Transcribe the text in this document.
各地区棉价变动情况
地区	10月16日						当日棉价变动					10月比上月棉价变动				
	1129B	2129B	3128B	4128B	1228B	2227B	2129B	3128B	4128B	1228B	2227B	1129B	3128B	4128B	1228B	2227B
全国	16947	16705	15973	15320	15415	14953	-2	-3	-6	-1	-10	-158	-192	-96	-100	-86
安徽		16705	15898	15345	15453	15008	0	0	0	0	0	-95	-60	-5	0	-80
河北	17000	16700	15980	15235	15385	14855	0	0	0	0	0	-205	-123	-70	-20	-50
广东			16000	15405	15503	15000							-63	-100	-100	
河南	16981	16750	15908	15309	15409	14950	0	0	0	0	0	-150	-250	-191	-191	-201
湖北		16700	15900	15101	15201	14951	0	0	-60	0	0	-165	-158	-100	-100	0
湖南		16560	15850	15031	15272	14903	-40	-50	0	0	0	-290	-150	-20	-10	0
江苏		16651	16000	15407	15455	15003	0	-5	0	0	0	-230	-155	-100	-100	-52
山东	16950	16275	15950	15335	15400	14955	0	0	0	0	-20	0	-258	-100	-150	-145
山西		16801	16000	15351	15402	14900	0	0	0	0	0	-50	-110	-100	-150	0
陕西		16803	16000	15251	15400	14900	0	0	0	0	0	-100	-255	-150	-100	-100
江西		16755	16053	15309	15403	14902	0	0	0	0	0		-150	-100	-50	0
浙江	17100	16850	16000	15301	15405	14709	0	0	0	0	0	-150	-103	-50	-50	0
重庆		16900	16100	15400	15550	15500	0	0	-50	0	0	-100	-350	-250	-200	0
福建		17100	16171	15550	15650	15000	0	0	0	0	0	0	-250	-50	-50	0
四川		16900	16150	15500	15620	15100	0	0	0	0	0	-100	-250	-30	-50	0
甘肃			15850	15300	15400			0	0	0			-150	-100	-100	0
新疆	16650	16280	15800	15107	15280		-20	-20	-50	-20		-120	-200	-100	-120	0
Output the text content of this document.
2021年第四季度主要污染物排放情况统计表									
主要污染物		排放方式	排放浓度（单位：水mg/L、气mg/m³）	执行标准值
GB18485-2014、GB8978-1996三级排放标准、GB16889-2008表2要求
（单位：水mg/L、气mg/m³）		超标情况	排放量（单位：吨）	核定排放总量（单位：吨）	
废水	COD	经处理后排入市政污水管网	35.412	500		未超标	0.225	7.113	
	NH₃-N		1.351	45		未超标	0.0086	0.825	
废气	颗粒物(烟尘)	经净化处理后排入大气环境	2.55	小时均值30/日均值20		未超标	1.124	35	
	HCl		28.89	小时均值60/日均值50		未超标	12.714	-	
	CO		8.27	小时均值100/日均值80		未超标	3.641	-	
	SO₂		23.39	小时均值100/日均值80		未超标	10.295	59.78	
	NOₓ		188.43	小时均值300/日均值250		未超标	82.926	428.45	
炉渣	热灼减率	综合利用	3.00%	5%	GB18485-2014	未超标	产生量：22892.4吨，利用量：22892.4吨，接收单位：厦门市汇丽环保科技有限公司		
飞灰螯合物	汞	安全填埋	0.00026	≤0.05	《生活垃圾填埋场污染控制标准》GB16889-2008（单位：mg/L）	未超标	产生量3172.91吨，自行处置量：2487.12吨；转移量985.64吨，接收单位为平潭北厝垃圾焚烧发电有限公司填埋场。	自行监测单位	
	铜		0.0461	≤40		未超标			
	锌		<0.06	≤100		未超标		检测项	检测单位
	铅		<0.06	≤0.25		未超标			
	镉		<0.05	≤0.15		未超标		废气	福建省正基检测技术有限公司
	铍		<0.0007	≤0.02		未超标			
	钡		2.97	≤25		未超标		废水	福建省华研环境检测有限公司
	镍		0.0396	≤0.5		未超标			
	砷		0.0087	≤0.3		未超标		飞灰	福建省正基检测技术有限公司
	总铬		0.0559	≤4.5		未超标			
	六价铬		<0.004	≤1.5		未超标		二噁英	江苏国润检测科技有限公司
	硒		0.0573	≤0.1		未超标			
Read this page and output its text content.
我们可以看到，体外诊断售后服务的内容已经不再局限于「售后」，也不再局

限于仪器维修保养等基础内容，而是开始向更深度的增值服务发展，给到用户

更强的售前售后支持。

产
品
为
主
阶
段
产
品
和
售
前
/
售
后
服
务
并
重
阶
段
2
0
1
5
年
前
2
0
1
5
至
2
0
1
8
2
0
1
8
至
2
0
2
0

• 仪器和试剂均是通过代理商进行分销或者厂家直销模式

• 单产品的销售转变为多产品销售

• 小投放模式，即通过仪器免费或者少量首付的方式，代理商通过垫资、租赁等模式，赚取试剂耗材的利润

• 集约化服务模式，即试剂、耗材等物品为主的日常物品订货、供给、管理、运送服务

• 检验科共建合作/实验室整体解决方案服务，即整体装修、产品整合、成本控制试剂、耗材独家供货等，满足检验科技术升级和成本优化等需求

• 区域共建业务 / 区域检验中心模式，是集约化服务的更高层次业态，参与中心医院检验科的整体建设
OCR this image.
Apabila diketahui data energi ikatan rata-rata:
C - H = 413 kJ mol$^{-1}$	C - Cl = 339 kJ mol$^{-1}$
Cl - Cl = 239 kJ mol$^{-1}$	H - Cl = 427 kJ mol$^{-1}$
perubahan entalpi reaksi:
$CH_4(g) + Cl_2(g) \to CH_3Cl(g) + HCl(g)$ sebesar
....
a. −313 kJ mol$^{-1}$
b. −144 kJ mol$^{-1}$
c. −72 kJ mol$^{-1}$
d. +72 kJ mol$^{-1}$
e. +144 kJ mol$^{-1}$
——————
AIM OF THE EXERCISE - Take the entries above and transcribe them exactly.

TASK SOLUTION -
Transcribe the text in this document.
各地区棉价变动情况
地区	10月16日						当日棉价变动					10月比上月棉价变动				
	1129B	2129B	3128B	4128B	1228B	2227B	2129B	3128B	4128B	1228B	2227B	1129B	3128B	4128B	1228B	2227B
全国	16947	16705	15973	15320	15415	14953	-2	-3	-6	-1	-10	-158	-192	-96	-100	-86
安徽		16705	15898	15345	15453	15008	0	0	0	0	0	-95	-60	-5	0	-80
河北	17000	16700	15980	15235	15385	14855	0	0	0	0	0	-205	-123	-70	-20	-50
广东			16000	15405	15503	15000							-63	-100	-100	
河南	16981	16750	15908	15309	15409	14950	0	0	0	0	0	-150	-250	-191	-191	-201
湖北		16700	15900	15101	15201	14951	0	0	-60	0	0	-165	-158	-100	-100	0
湖南		16560	15850	15031	15272	14903	-40	-50	0	0	0	-290	-150	-20	-10	0
江苏		16651	16000	15407	15455	15003	0	-5	0	0	0	-230	-155	-100	-100	-52
山东	16950	16275	15950	15335	15400	14955	0	0	0	0	-20	0	-258	-100	-150	-145
山西		16801	16000	15351	15402	14900	0	0	0	0	0	-50	-110	-100	-150	0
陕西		16803	16000	15251	15400	14900	0	0	0	0	0	-100	-255	-150	-100	-100
江西		16755	16053	15309	15403	14902	0	0	0	0	0		-150	-100	-50	0
浙江	17100	16850	16000	15301	15405	14709	0	0	0	0	0	-150	-103	-50	-50	0
重庆		16900	16100	15400	15550	15500	0	0	-50	0	0	-100	-350	-250	-200	0
福建		17100	16171	15550	15650	15000	0	0	0	0	0	0	-250	-50	-50	0
四川		16900	16150	15500	15620	15100	0	0	0	0	0	-100	-250	-30	-50	0
甘肃			15850	15300	15400			0	0	0			-150	-100	-100	0
新疆	16650	16280	15800	15107	15280		-20	-20	-50	-20		-120	-200	-100	-120	0
Output the text content of this document.
2021年第四季度主要污染物排放情况统计表									
主要污染物		排放方式	排放浓度（单位：水mg/L、气mg/m³）	执行标准值
GB18485-2014、GB8978-1996三级排放标准、GB16889-2008表2要求
（单位：水mg/L、气mg/m³）		超标情况	排放量（单位：吨）	核定排放总量（单位：吨）	
废水	COD	经处理后排入市政污水管网	35.412	500		未超标	0.225	7.113	
	NH₃-N		1.351	45		未超标	0.0086	0.825	
废气	颗粒物(烟尘)	经净化处理后排入大气环境	2.55	小时均值30/日均值20		未超标	1.124	35	
	HCl		28.89	小时均值60/日均值50		未超标	12.714	-	
	CO		8.27	小时均值100/日均值80		未超标	3.641	-	
	SO₂		23.39	小时均值100/日均值80		未超标	10.295	59.78	
	NOₓ		188.43	小时均值300/日均值250		未超标	82.926	428.45	
炉渣	热灼减率	综合利用	3.00%	5%	GB18485-2014	未超标	产生量：22892.4吨，利用量：22892.4吨，接收单位：厦门市汇丽环保科技有限公司		
飞灰螯合物	汞	安全填埋	0.00026	≤0.05	《生活垃圾填埋场污染控制标准》GB16889-2008（单位：mg/L）	未超标	产生量3172.91吨，自行处置量：2487.12吨；转移量985.64吨，接收单位为平潭北厝垃圾焚烧发电有限公司填埋场。	自行监测单位	
	铜		0.0461	≤40		未超标			
	锌		<0.06	≤100		未超标		检测项	检测单位
	铅		<0.06	≤0.25		未超标			
	镉		<0.05	≤0.15		未超标		废气	福建省正基检测技术有限公司
	铍		<0.0007	≤0.02		未超标			
	钡		2.97	≤25		未超标		废水	福建省华研环境检测有限公司
	镍		0.0396	≤0.5		未超标			
	砷		0.0087	≤0.3		未超标		飞灰	福建省正基检测技术有限公司
	总铬		0.0559	≤4.5		未超标			
	六价铬		<0.004	≤1.5		未超标		二噁英	江苏国润检测科技有限公司
	硒		0.0573	≤0.1		未超标			
Read this page and output its text content.
我们可以看到，体外诊断售后服务的内容已经不再局限于「售后」，也不再局

限于仪器维修保养等基础内容，而是开始向更深度的增值服务发展，给到用户

更强的售前售后支持。

产
品
为
主
阶
段
产
品
和
售
前
/
售
后
服
务
并
重
阶
段
2
0
1
5
年
前
2
0
1
5
至
2
0
1
8
2
0
1
8
至
2
0
2
0

• 仪器和试剂均是通过代理商进行分销或者厂家直销模式

• 单产品的销售转变为多产品销售

• 小投放模式，即通过仪器免费或者少量首付的方式，代理商通过垫资、租赁等模式，赚取试剂耗材的利润

• 集约化服务模式，即试剂、耗材等物品为主的日常物品订货、供给、管理、运送服务

• 检验科共建合作/实验室整体解决方案服务，即整体装修、产品整合、成本控制试剂、耗材独家供货等，满足检验科技术升级和成本优化等需求

• 区域共建业务 / 区域检验中心模式，是集约化服务的更高层次业态，参与中心医院检验科的整体建设
OCR this image.
Apabila diketahui data energi ikatan rata-rata:
C - H = 413 kJ mol$^{-1}$	C - Cl = 339 kJ mol$^{-1}$
Cl - Cl = 239 kJ mol$^{-1}$	H - Cl = 427 kJ mol$^{-1}$
perubahan entalpi reaksi:
$CH_4(g) + Cl_2(g) \to CH_3Cl(g) + HCl(g)$ sebesar
....
a. −313 kJ mol$^{-1}$
b. −144 kJ mol$^{-1}$
c. −72 kJ mol$^{-1}$
d. +72 kJ mol$^{-1}$
e. +144 kJ mol$^{-1}$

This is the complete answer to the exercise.